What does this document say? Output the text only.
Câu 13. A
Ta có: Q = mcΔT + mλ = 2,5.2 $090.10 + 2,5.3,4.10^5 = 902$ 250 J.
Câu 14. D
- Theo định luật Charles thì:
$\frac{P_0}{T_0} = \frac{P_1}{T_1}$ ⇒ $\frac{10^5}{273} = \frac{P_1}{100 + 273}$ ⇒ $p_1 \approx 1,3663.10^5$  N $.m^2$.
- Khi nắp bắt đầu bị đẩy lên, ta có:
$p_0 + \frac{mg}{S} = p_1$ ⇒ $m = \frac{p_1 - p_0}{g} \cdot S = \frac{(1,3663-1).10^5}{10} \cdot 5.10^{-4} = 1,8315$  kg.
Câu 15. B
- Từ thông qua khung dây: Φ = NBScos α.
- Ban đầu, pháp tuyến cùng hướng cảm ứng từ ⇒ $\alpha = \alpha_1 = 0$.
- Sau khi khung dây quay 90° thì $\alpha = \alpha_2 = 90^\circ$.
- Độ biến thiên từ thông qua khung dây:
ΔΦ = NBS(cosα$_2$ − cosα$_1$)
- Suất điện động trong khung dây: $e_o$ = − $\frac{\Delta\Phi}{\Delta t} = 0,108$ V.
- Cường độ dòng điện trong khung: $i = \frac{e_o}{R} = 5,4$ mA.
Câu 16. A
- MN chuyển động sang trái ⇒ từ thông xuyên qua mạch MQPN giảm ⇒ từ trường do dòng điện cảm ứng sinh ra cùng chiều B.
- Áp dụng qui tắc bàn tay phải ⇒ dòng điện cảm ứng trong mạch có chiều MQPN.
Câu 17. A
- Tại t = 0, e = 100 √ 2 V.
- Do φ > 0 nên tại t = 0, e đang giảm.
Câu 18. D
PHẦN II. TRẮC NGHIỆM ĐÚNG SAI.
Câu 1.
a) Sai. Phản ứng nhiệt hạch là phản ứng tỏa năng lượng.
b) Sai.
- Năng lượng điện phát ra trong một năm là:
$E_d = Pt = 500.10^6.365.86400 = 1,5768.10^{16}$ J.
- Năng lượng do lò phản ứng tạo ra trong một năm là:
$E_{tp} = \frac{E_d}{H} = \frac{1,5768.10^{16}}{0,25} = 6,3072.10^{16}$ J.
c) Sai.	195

## Task instructions
Filter the entries down to the lines containing "MQPN". Copy each of those lines.

## Solution below
- MN chuyển động sang trái ⇒ từ thông xuyên qua mạch MQPN giảm ⇒ từ trường do dòng điện cảm ứng sinh ra cùng chiều B.
- Áp dụng qui tắc bàn tay phải ⇒ dòng điện cảm ứng trong mạch có chiều MQPN.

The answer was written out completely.